> [STATED GOAL]: Gather up the lines with the word "ญญาประด" in them.

(Raw records)
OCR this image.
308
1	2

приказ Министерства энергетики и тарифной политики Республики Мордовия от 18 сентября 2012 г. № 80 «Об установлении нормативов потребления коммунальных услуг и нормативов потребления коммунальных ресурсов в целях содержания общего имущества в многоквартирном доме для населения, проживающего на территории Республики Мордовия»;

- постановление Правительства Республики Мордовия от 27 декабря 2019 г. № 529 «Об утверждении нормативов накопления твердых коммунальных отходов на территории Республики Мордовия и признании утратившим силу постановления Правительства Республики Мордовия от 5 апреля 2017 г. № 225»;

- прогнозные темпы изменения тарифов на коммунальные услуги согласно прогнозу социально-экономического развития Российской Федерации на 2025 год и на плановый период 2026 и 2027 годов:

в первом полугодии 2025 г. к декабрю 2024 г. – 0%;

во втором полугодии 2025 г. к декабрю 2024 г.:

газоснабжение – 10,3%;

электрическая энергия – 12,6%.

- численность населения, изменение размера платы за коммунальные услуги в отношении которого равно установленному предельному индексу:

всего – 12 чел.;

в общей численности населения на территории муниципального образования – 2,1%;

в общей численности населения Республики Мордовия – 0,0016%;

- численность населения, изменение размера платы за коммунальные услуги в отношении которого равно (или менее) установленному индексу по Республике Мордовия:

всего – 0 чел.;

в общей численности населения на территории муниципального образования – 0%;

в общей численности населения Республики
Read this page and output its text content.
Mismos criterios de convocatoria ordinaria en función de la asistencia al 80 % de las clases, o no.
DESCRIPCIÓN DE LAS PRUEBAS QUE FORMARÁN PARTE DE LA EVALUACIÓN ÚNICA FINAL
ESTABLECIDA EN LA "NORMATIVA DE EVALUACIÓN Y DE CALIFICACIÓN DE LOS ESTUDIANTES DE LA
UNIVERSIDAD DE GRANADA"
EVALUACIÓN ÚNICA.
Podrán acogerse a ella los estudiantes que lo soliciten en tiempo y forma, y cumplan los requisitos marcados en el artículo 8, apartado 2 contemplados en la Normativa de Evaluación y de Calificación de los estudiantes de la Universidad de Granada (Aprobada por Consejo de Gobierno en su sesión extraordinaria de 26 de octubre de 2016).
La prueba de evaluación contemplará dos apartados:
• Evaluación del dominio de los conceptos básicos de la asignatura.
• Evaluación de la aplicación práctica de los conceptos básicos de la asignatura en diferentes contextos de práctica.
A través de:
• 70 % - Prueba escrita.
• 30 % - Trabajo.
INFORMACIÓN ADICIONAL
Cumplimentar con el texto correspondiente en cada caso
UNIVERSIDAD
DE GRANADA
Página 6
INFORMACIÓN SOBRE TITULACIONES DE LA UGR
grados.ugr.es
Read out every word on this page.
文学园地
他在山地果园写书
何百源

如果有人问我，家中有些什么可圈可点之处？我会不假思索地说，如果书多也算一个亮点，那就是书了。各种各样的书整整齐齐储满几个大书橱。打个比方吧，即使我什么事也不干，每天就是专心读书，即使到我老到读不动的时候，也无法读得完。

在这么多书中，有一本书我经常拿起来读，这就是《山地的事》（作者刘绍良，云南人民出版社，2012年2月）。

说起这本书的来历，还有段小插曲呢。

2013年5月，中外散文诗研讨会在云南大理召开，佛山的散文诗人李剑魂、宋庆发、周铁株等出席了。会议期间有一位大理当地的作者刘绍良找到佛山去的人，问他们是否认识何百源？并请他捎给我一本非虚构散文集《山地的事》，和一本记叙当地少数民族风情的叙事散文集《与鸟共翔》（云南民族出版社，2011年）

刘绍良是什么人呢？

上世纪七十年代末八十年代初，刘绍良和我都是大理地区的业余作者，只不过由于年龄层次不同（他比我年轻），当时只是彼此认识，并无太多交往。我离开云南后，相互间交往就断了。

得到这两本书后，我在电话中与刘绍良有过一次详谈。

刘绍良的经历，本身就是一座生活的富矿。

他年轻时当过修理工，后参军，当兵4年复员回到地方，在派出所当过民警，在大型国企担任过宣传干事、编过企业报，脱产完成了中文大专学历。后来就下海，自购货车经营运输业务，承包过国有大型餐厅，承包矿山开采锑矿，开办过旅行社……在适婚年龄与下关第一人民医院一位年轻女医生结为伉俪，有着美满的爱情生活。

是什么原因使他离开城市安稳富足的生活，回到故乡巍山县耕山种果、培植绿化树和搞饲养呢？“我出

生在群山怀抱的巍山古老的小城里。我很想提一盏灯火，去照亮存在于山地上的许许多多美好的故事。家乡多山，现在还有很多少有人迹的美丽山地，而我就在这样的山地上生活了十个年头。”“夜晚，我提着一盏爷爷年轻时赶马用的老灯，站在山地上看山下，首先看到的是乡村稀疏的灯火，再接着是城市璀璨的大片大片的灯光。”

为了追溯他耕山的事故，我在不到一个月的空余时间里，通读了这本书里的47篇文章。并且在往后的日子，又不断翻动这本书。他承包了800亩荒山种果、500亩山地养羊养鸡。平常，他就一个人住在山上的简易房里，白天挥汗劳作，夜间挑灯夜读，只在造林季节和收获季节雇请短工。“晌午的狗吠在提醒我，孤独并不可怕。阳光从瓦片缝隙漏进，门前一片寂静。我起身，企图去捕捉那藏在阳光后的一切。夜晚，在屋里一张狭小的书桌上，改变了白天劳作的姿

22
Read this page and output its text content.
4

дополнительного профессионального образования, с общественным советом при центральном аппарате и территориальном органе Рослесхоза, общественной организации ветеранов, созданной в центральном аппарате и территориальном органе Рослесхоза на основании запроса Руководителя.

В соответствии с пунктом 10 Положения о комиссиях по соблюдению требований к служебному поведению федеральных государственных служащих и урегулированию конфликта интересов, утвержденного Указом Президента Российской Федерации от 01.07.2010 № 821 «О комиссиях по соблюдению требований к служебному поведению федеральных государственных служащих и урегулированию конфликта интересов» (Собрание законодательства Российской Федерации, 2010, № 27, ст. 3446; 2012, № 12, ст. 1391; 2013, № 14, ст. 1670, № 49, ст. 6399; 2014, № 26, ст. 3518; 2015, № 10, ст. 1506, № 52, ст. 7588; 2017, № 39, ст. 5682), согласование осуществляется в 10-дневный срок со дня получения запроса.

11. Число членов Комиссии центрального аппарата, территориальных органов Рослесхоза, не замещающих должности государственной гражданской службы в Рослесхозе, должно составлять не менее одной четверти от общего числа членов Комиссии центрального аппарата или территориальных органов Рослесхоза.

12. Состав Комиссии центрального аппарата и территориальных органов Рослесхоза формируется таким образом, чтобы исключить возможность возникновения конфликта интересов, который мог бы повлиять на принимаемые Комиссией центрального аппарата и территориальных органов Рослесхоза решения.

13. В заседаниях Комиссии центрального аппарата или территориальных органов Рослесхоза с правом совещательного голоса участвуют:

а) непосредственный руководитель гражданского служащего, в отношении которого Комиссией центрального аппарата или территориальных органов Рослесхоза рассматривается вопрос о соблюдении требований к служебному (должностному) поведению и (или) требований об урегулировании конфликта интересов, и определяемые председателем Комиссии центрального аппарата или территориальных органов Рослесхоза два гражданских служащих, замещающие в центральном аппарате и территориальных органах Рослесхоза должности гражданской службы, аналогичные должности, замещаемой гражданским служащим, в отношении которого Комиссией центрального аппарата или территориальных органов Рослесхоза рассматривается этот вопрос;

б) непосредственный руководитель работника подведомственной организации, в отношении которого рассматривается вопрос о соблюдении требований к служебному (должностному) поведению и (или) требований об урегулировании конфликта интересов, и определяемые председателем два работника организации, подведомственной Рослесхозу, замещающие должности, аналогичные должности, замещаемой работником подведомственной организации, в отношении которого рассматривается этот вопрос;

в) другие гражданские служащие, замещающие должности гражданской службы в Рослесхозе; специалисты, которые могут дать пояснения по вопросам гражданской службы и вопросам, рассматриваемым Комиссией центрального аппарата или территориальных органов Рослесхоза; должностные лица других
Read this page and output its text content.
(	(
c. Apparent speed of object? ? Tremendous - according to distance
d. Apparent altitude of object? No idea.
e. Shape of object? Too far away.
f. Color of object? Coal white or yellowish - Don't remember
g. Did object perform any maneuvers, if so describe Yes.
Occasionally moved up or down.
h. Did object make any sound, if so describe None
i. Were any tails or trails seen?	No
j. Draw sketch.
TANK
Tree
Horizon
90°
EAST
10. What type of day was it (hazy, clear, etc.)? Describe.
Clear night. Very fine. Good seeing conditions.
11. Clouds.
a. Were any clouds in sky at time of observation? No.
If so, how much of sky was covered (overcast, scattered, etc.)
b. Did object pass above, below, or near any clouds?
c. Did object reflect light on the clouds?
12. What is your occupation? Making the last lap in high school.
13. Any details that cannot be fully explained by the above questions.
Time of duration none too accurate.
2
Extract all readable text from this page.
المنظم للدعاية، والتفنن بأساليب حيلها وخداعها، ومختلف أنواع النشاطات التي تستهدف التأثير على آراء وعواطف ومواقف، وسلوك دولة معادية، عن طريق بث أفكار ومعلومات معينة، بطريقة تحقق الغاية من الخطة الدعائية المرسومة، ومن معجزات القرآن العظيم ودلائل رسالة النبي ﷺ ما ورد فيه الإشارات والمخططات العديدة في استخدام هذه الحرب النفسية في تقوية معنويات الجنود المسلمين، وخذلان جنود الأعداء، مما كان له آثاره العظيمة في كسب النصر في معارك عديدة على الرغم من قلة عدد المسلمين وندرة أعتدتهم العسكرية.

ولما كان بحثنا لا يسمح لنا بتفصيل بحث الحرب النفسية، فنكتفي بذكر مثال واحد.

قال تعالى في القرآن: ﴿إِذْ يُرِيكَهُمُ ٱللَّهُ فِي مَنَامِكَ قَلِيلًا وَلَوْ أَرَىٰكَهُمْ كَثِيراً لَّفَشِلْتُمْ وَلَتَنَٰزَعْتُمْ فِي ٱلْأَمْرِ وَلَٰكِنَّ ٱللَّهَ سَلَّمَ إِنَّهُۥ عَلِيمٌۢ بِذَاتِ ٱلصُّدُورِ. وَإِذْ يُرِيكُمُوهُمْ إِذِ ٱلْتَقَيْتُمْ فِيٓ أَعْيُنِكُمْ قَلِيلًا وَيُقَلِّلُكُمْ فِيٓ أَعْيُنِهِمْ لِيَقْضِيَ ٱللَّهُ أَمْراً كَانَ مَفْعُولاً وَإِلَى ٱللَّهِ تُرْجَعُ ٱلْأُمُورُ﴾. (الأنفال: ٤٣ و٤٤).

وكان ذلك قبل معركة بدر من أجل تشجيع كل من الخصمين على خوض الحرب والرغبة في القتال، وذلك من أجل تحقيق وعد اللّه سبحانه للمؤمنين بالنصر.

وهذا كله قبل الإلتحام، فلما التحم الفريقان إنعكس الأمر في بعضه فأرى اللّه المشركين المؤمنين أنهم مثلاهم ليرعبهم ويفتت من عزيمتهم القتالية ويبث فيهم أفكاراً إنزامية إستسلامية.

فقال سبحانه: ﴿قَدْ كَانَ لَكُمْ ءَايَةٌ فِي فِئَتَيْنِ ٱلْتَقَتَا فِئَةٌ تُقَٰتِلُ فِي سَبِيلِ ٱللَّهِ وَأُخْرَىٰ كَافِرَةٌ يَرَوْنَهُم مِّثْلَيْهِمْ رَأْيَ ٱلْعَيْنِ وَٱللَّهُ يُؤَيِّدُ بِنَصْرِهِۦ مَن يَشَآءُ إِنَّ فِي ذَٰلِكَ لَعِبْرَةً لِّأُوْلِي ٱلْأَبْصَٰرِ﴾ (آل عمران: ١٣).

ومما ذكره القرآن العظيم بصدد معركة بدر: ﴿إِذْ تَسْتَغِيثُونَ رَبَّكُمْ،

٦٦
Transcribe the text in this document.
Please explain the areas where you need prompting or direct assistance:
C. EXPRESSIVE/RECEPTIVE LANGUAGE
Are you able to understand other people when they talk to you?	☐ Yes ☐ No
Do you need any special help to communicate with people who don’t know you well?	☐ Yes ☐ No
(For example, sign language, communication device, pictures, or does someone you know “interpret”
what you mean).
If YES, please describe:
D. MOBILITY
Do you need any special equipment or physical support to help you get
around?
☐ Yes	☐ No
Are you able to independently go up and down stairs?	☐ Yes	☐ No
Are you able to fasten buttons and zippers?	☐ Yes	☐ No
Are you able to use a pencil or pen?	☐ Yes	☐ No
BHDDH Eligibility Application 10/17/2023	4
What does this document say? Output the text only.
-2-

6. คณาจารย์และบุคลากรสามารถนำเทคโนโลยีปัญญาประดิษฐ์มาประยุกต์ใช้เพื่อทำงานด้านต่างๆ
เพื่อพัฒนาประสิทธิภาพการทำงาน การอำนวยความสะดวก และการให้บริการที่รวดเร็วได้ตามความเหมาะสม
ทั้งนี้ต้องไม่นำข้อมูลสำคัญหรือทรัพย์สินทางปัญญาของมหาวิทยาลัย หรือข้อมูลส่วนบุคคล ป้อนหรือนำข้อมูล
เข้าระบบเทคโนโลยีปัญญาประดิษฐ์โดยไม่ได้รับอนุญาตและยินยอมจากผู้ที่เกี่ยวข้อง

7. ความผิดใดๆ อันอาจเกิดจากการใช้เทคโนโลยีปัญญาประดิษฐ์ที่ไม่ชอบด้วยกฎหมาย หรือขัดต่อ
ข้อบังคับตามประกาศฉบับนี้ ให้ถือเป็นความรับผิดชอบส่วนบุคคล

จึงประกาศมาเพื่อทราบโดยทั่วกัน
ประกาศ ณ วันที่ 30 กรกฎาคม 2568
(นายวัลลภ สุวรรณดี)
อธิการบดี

> [THE RESPONSE]:
6. คณาจารย์และบุคลากรสามารถนำเทคโนโลยีปัญญาประดิษฐ์มาประยุกต์ใช้เพื่อทำงานด้านต่างๆ
เข้าระบบเทคโนโลยีปัญญาประดิษฐ์โดยไม่ได้รับอนุญาตและยินยอมจากผู้ที่เกี่ยวข้อง
7. ความผิดใดๆ อันอาจเกิดจากการใช้เทคโนโลยีปัญญาประดิษฐ์ที่ไม่ชอบด้วยกฎหมาย หรือขัดต่อ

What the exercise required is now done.